Rewrite the lines from the one containing "y-tick-label: ٣٥٠٠ <box>77 327 94 336</box>" through the one containing "player-head <box>80 116 96 132</box>", inclusive, changing "player-head" to "athlete-head" and leaving everything else as it is. Return only those lines.

★ ★ ★ ★ ★

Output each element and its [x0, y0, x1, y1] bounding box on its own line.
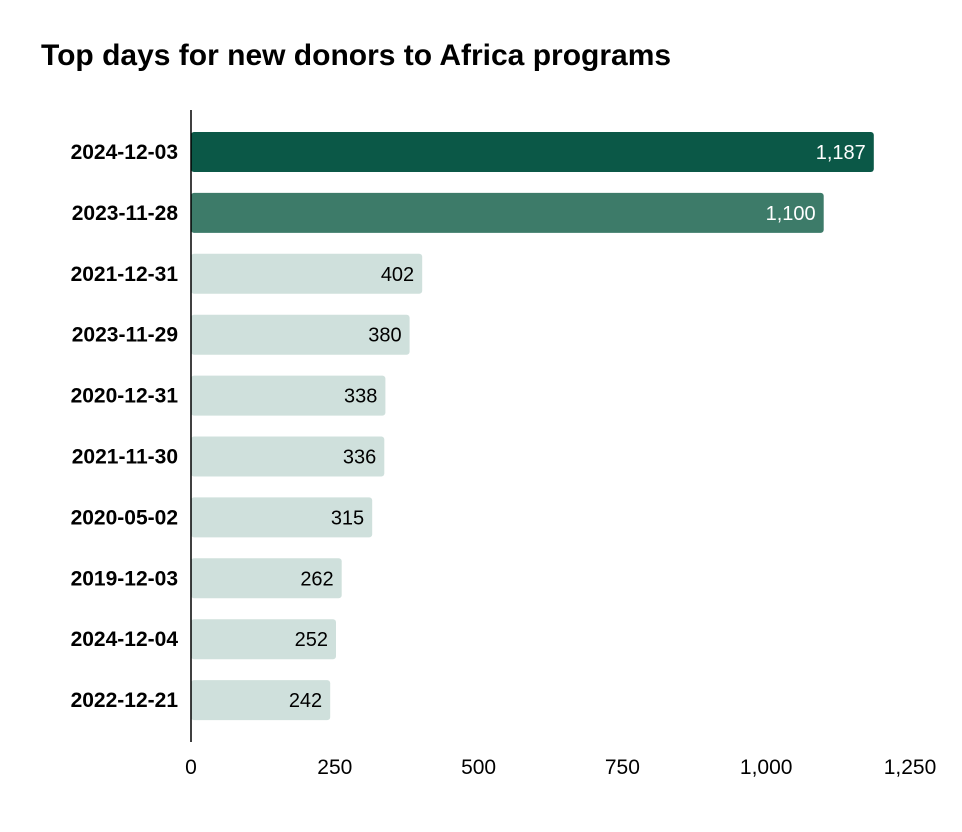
- value-label-2021-12-31: 402: [381, 264, 414, 286]
- bar-2024-12-04: [191, 619, 336, 660]
- category-label-2023-11-28: 2023-11-28: [72, 202, 179, 225]
- x-axis-ticks-layer: 0 250 500 750 1,000 1,250: [185, 756, 936, 779]
- category-label-2024-12-04: 2024-12-04: [71, 628, 179, 651]
- x-tick-label-750: 750: [605, 756, 640, 779]
- bar-2023-11-29: [191, 314, 410, 355]
- bar-2022-12-21: [191, 680, 331, 721]
- value-label-2020-05-02: 315: [331, 507, 364, 529]
- chart-title: Top days for new donors to Africa progra…: [41, 39, 672, 72]
- value-label-2022-12-21: 242: [289, 690, 322, 712]
- category-labels-layer: 1,187 2024-12-03 1,100 2023-11-28 402 2021-12…: [71, 141, 866, 712]
- value-label-2023-11-28: 1,100: [766, 203, 816, 225]
- bar-2020-12-31: [191, 375, 386, 416]
- bar-2024-12-03: [191, 132, 874, 172]
- x-tick-label-0: 0: [185, 756, 197, 779]
- value-label-2020-12-31: 338: [344, 386, 377, 408]
- bars-layer: [191, 132, 874, 721]
- value-label-2023-11-29: 380: [368, 325, 401, 347]
- category-label-2019-12-03: 2019-12-03: [71, 567, 178, 590]
- value-label-2024-12-03: 1,187: [816, 142, 866, 164]
- x-tick-label-500: 500: [461, 756, 496, 779]
- value-label-2024-12-04: 252: [295, 629, 328, 651]
- bar-2019-12-03: [191, 558, 342, 599]
- category-label-2020-05-02: 2020-05-02: [71, 506, 178, 529]
- value-label-2021-11-30: 336: [343, 447, 376, 469]
- category-label-2024-12-03: 2024-12-03: [71, 141, 178, 164]
- bar-2021-12-31: [191, 253, 423, 294]
- x-tick-label-1000: 1,000: [740, 756, 793, 779]
- x-tick-label-250: 250: [317, 756, 352, 779]
- bar-2021-11-30: [191, 436, 385, 477]
- category-label-2023-11-29: 2023-11-29: [72, 324, 178, 347]
- category-label-2020-12-31: 2020-12-31: [71, 385, 179, 408]
- category-label-2022-12-21: 2022-12-21: [71, 689, 179, 712]
- x-tick-label-1250: 1,250: [884, 756, 937, 779]
- bar-2020-05-02: [191, 497, 373, 538]
- category-label-2021-12-31: 2021-12-31: [71, 263, 179, 286]
- value-label-2019-12-03: 262: [300, 568, 333, 590]
- category-label-2021-11-30: 2021-11-30: [72, 446, 178, 469]
- bar-2023-11-28: [191, 192, 824, 233]
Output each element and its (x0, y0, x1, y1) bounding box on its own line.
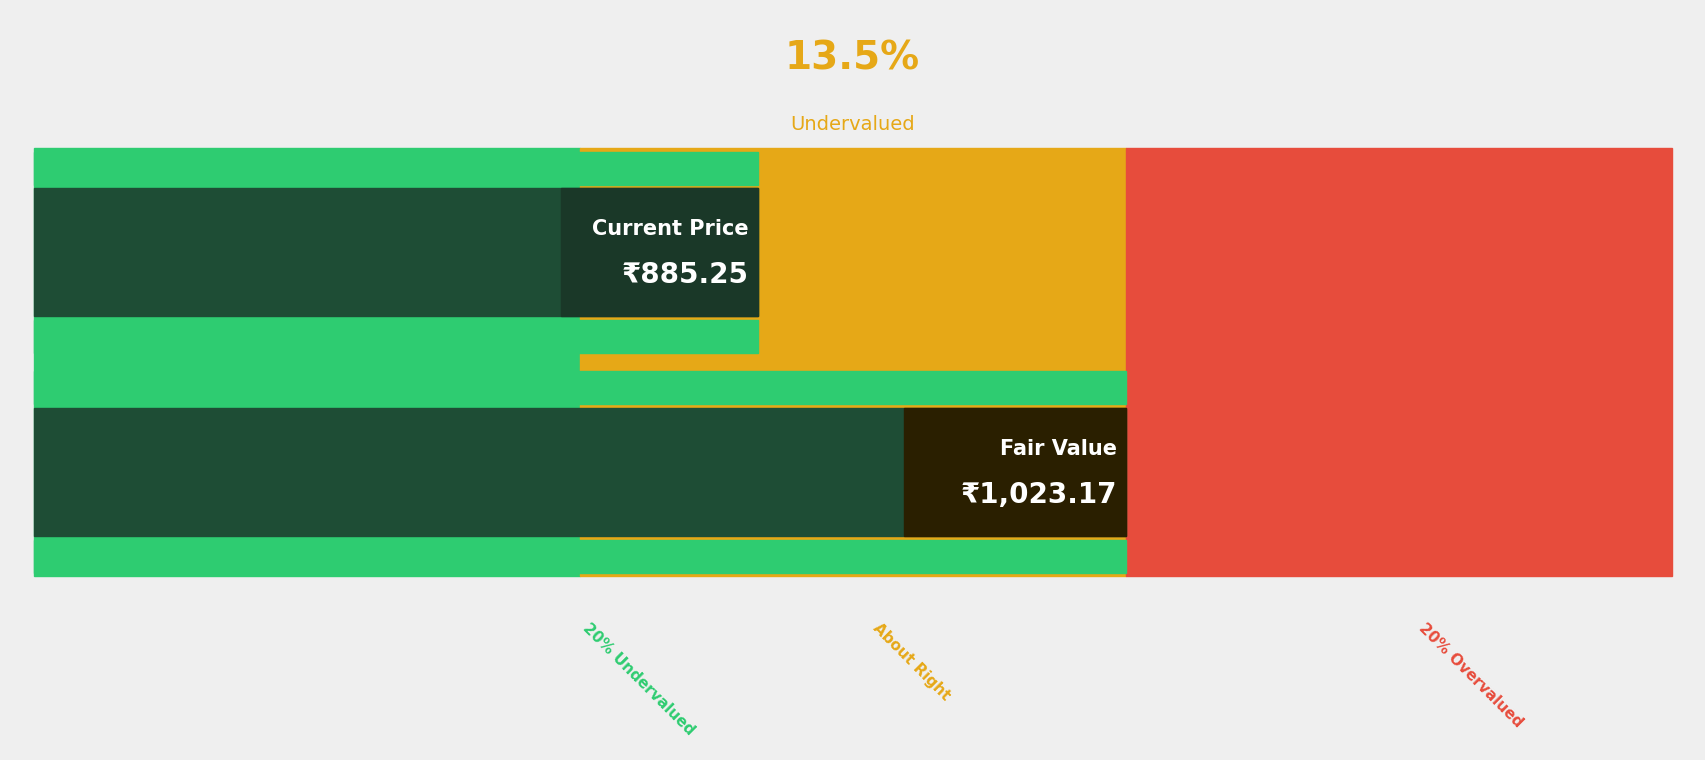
Bar (34, 188, 757, 316)
Bar (34, 540, 1125, 572)
Text: 20% Undervalued: 20% Undervalued (580, 620, 697, 738)
Text: Fair Value: Fair Value (999, 439, 1117, 459)
Text: About Right: About Right (870, 620, 951, 703)
Bar (34, 320, 757, 353)
Bar (580, 148, 1125, 576)
Bar (34, 408, 1125, 536)
Bar (34, 372, 1125, 404)
Text: ₹1,023.17: ₹1,023.17 (960, 481, 1117, 509)
Text: Undervalued: Undervalued (789, 115, 914, 134)
Bar (1125, 148, 1671, 576)
Bar (34, 148, 580, 576)
Bar (561, 188, 757, 316)
Bar (34, 152, 757, 185)
Bar (904, 408, 1125, 536)
Text: ₹885.25: ₹885.25 (622, 261, 748, 290)
Text: 20% Overvalued: 20% Overvalued (1415, 620, 1524, 730)
Text: Current Price: Current Price (592, 220, 748, 239)
Text: 13.5%: 13.5% (784, 40, 919, 78)
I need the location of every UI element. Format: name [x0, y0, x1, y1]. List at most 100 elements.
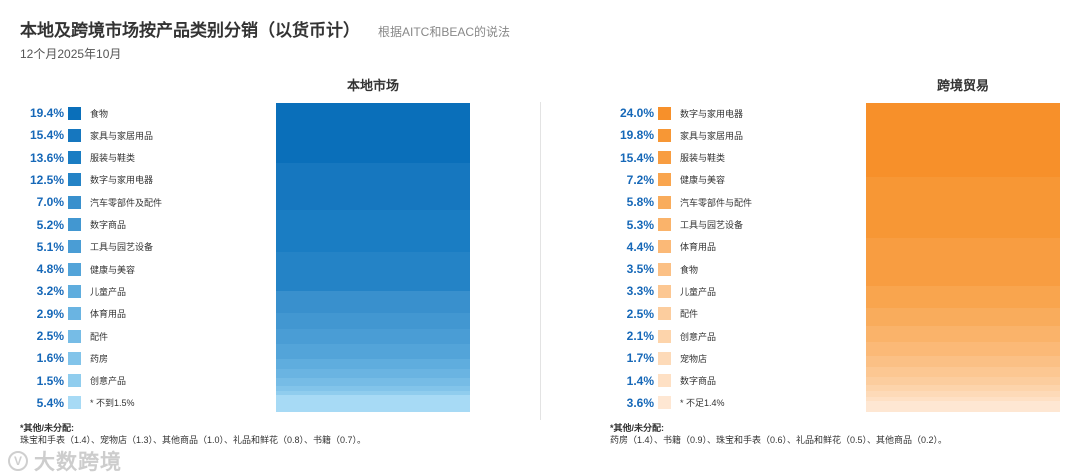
local-other-note: *其他/未分配: 珠宝和手表（1.4）、宠物店（1.3）、其他商品（1.0）、礼…	[20, 422, 380, 446]
local-percent-label: 7.0%	[36, 195, 64, 210]
cross-border-percent-label: 3.3%	[626, 284, 654, 299]
cross-border-legend-row: 7.2% 健康与美容	[610, 169, 725, 191]
local-percent-label: 15.4%	[29, 128, 64, 143]
local-percent-label: 19.4%	[29, 106, 64, 120]
local-category-label: 药房	[90, 353, 109, 364]
cross-border-bar-segment	[866, 377, 1060, 386]
local-category-label: 家具与家居用品	[90, 130, 154, 141]
local-bar-segment	[276, 290, 470, 314]
local-bar-segment	[276, 390, 470, 396]
local-category-label: 儿童产品	[90, 286, 127, 297]
cross-border-percent-label: 7.2%	[626, 172, 654, 187]
cross-border-legend-swatch	[658, 396, 671, 410]
cross-border-legend-swatch	[658, 284, 671, 298]
page-title: 本地及跨境市场按产品类别分销（以货币计）	[20, 21, 360, 40]
cross-border-legend-swatch	[658, 173, 671, 187]
local-legend-row: 4.8% 健康与美容	[20, 258, 135, 280]
cross-border-legend-row: 1.4% 数字商品	[610, 370, 716, 392]
local-percent-label: 5.4%	[36, 395, 64, 410]
local-legend-swatch	[68, 173, 81, 187]
cross-border-percent-label: 2.5%	[626, 306, 654, 321]
local-legend-swatch	[68, 329, 81, 343]
local-percent-label: 12.5%	[29, 172, 64, 187]
local-category-label: 健康与美容	[90, 264, 136, 275]
cross-border-legend-row: 2.5% 配件	[610, 303, 698, 325]
cross-border-percent-label: 15.4%	[619, 150, 654, 165]
cross-border-percent-label: 3.6%	[626, 395, 654, 410]
local-category-label: 创意产品	[90, 376, 127, 387]
cross-border-category-label: 数字商品	[680, 376, 717, 387]
cross-border-percent-label: 4.4%	[626, 239, 654, 254]
local-category-label: 工具与园艺设备	[90, 242, 154, 253]
cross-border-percent-label: 1.7%	[626, 351, 654, 366]
local-legend-swatch	[68, 240, 81, 254]
local-category-label: 服装与鞋类	[90, 153, 136, 164]
cross-border-legend-row: 3.5% 食物	[610, 258, 698, 280]
cross-border-legend-swatch	[658, 329, 671, 343]
local-category-label: 食物	[90, 108, 109, 119]
local-legend-swatch	[68, 106, 81, 120]
local-category-label: 数字商品	[90, 220, 127, 230]
cross-border-category-label: 配件	[680, 309, 699, 320]
cross-border-percent-label: 19.8%	[619, 128, 654, 143]
local-percent-label: 5.2%	[36, 217, 64, 232]
local-legend-swatch	[68, 351, 81, 365]
local-bar-segment	[276, 385, 470, 392]
local-legend-swatch	[68, 128, 81, 142]
local-other-note-title: *其他/未分配:	[20, 423, 75, 433]
cross-border-other-note: *其他/未分配: 药房（1.4）、书籍（0.9）、珠宝和手表（0.6）、礼品和鲜…	[610, 422, 950, 446]
local-legend-swatch	[68, 218, 81, 231]
local-percent-label: 13.6%	[29, 150, 64, 165]
local-market-title: 本地市场	[346, 78, 399, 93]
cross-border-legend-swatch	[658, 195, 671, 209]
local-legend-row: 7.0% 汽车零部件及配件	[20, 191, 162, 213]
watermark: V 大数跨境	[8, 446, 122, 474]
cross-border-legend-row: 4.4% 体育用品	[610, 236, 716, 258]
cross-border-bar-segment	[866, 384, 1060, 392]
cross-border-category-label: 工具与园艺设备	[680, 220, 744, 230]
local-bar-segment	[276, 395, 470, 413]
cross-border-bar-segment	[866, 308, 1060, 327]
local-legend-row: 13.6% 服装与鞋类	[20, 147, 135, 169]
local-percent-label: 1.5%	[36, 373, 64, 388]
local-legend-swatch	[68, 396, 81, 410]
cross-border-percent-label: 1.4%	[626, 373, 654, 388]
cross-border-legend-row: 15.4% 服装与鞋类	[610, 147, 725, 169]
local-legend-row: 19.4% 食物	[20, 102, 108, 124]
cross-border-category-label: * 不足1.4%	[680, 398, 725, 409]
panel-divider	[540, 102, 541, 420]
cross-border-category-label: 家具与家居用品	[680, 130, 744, 141]
cross-border-other-note-title: *其他/未分配:	[610, 423, 665, 433]
cross-border-legend-row: 3.3% 儿童产品	[610, 280, 716, 302]
cross-border-legend-swatch	[658, 106, 671, 120]
local-percent-label: 2.5%	[36, 329, 64, 343]
local-market-panel: 本地市场 19.4% 食物 15.4% 家具与家居用品 13.6% 服装与鞋类 12.5% 数…	[20, 72, 480, 422]
local-bar-segment	[276, 162, 470, 211]
local-legend-row: 5.2% 数字商品	[20, 214, 126, 236]
cross-border-legend-swatch	[658, 151, 671, 165]
local-percent-label: 4.8%	[36, 262, 64, 277]
local-legend-swatch	[68, 262, 81, 276]
cross-border-legend-row: 19.8% 家具与家居用品	[610, 124, 743, 146]
cross-border-category-label: 创意产品	[680, 331, 717, 342]
cross-border-category-label: 食物	[680, 264, 699, 275]
cross-border-title: 跨境贸易	[936, 78, 989, 93]
cross-border-legend-swatch	[658, 128, 671, 142]
cross-border-bar-segment	[866, 342, 1060, 357]
local-legend-swatch	[68, 307, 81, 321]
cross-border-category-label: 儿童产品	[680, 286, 717, 297]
local-category-label: 汽车零部件及配件	[90, 197, 163, 208]
local-legend-row: 15.4% 家具与家居用品	[20, 124, 153, 146]
cross-border-percent-label: 5.3%	[626, 217, 654, 232]
local-category-label: * 不到1.5%	[90, 398, 135, 409]
local-legend-row: 1.5% 创意产品	[20, 370, 126, 392]
local-legend-row: 5.1% 工具与园艺设备	[20, 236, 153, 258]
cross-border-bar-segment	[866, 356, 1060, 368]
title-row: 本地及跨境市场按产品类别分销（以货币计） 根据AITC和BEAC的说法	[20, 16, 510, 41]
cross-border-percent-label: 5.8%	[626, 195, 654, 210]
local-bar-segment	[276, 369, 470, 379]
cross-border-bar-segment	[866, 326, 1060, 343]
cross-border-legend-row: 1.7% 宠物店	[610, 347, 707, 369]
local-bar-segment	[276, 344, 470, 360]
cross-border-legend-row: 5.3% 工具与园艺设备	[610, 214, 743, 236]
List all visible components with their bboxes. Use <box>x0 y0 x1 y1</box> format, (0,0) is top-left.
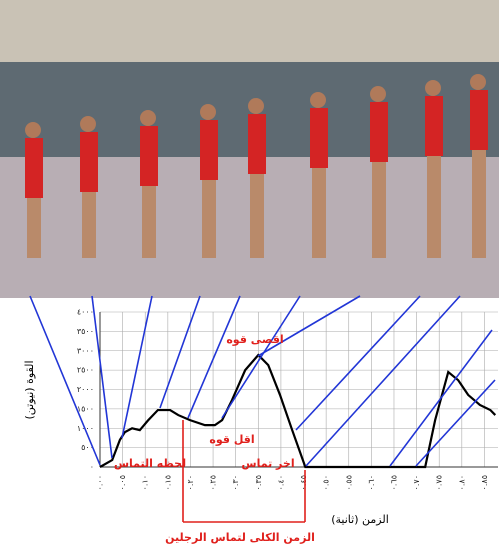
y-tick-label: ٣٥٠٠ <box>77 327 94 336</box>
x-tick-label: ٠.٦٥ <box>389 475 398 490</box>
floor <box>0 157 499 298</box>
player-legs <box>427 156 441 258</box>
player-body <box>425 96 443 156</box>
player-head <box>140 110 156 126</box>
y-tick-label: ٠ <box>90 463 94 472</box>
player-body <box>470 90 488 150</box>
x-tick-label: ٠.٥٠ <box>322 475 331 490</box>
player-legs <box>202 180 216 258</box>
x-tick-label: ٠.٠٥ <box>118 475 127 490</box>
x-tick-label: ٠.٨٥ <box>480 475 489 490</box>
player-legs <box>82 192 96 258</box>
x-tick-label: ٠.٤٠ <box>276 475 285 490</box>
player-body <box>248 114 266 174</box>
y-tick-label: ٢٠٠٠ <box>77 385 94 394</box>
y-tick-label: ٢٥٠٠ <box>77 366 94 375</box>
player-body <box>140 126 158 186</box>
x-axis-title: الزمن (ثانية) <box>331 513 389 526</box>
x-tick-label: ٠.٨٠ <box>457 475 466 490</box>
player-body <box>25 138 43 198</box>
player-head <box>80 116 96 132</box>
player-legs <box>372 162 386 258</box>
annotation: اقصى قوه <box>226 333 283 346</box>
player-legs <box>312 168 326 258</box>
player-head <box>25 122 41 138</box>
player-legs <box>472 150 486 258</box>
annotation: اقل قوه <box>209 433 254 446</box>
y-tick-label: ٤٠٠٠ <box>77 308 94 317</box>
x-tick-label: ٠.٦٠ <box>367 475 376 490</box>
page: {"chart_data": {"type": "line", "x_label… <box>0 0 499 551</box>
player-body <box>310 108 328 168</box>
player-legs <box>27 198 41 258</box>
y-tick-label: ٣٠٠٠ <box>77 346 94 355</box>
player-head <box>425 80 441 96</box>
player-head <box>248 98 264 114</box>
player-body <box>80 132 98 192</box>
player-head <box>470 74 486 90</box>
annotation: لحظه التماس <box>114 457 186 470</box>
annotation: اخر تماس <box>241 457 294 470</box>
player-legs <box>142 186 156 258</box>
y-tick-label: ١٥٠٠ <box>77 404 94 413</box>
x-tick-label: ٠.٧٠ <box>412 475 421 490</box>
x-tick-label: ٠.٣٠ <box>231 475 240 490</box>
x-tick-label: ٠.٤٥ <box>299 475 308 490</box>
x-tick-label: ٠.١٥ <box>163 475 172 490</box>
player-head <box>310 92 326 108</box>
gym-wall <box>0 0 499 62</box>
x-tick-label: ٠.٠٠ <box>96 475 105 490</box>
x-tick-label: ٠.٧٥ <box>435 475 444 490</box>
x-tick-label: ٠.٢٠ <box>186 475 195 490</box>
y-axis-title: القوة (نيوتن) <box>23 361 36 420</box>
x-tick-label: ٠.٣٥ <box>254 475 263 490</box>
annotation: الزمن الكلى لتماس الرجلين <box>165 531 315 544</box>
x-tick-label: ٠.٥٥ <box>344 475 353 490</box>
player-head <box>200 104 216 120</box>
player-head <box>370 86 386 102</box>
x-tick-label: ٠.٢٥ <box>209 475 218 490</box>
player-body <box>370 102 388 162</box>
figure: ٠٥٠٠١٠٠٠١٥٠٠٢٠٠٠٢٥٠٠٣٠٠٠٣٥٠٠٤٠٠٠٠.٠٠٠.٠٥… <box>0 0 499 551</box>
player-legs <box>250 174 264 258</box>
photo <box>0 0 499 298</box>
x-tick-label: ٠.١٠ <box>141 475 150 490</box>
player-body <box>200 120 218 180</box>
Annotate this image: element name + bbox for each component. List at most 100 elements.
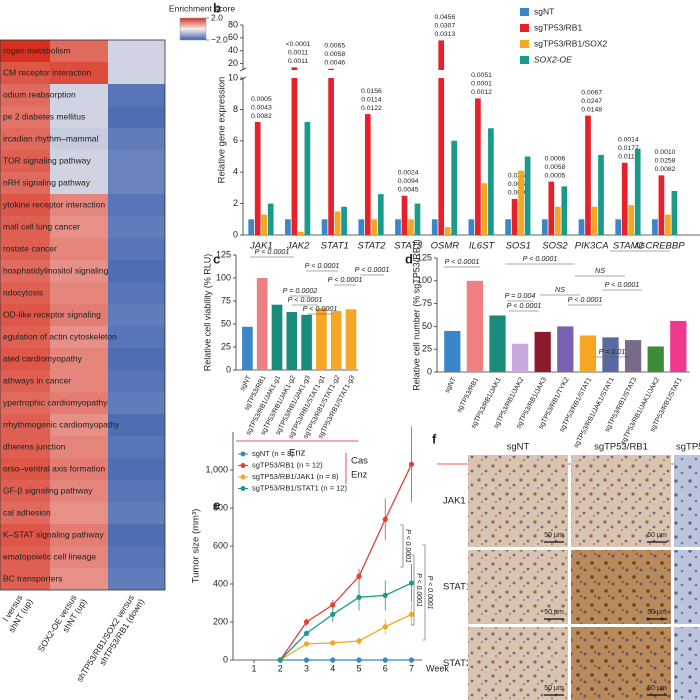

★ ★ ★ ★ ★

» ANSWER TO THIS EXERCISE
y-tick-label: ٣٥٠٠ <box>77 327 94 336</box>
x-tick-label: ٠.٦٥ <box>389 475 398 490</box>
floor <box>0 157 499 298</box>
player-legs <box>427 156 441 258</box>
player-body <box>425 96 443 156</box>
athlete-head <box>140 110 156 126</box>
y-tick-label: ٠ <box>90 463 94 472</box>
player-body <box>470 90 488 150</box>
x-tick-label: ٠.٥٠ <box>322 475 331 490</box>
player-legs <box>202 180 216 258</box>
x-tick-label: ٠.٠٥ <box>118 475 127 490</box>
x-tick-label: ٠.٨٥ <box>480 475 489 490</box>
player-legs <box>82 192 96 258</box>
x-tick-label: ٠.٤٠ <box>276 475 285 490</box>
player-body <box>248 114 266 174</box>
y-tick-label: ٢٠٠٠ <box>77 385 94 394</box>
y-tick-label: ٢٥٠٠ <box>77 366 94 375</box>
player-body <box>140 126 158 186</box>
x-axis-title: الزمن (ثانية) <box>331 513 389 526</box>
x-tick-label: ٠.٨٠ <box>457 475 466 490</box>
player-body <box>25 138 43 198</box>
athlete-head <box>80 116 96 132</box>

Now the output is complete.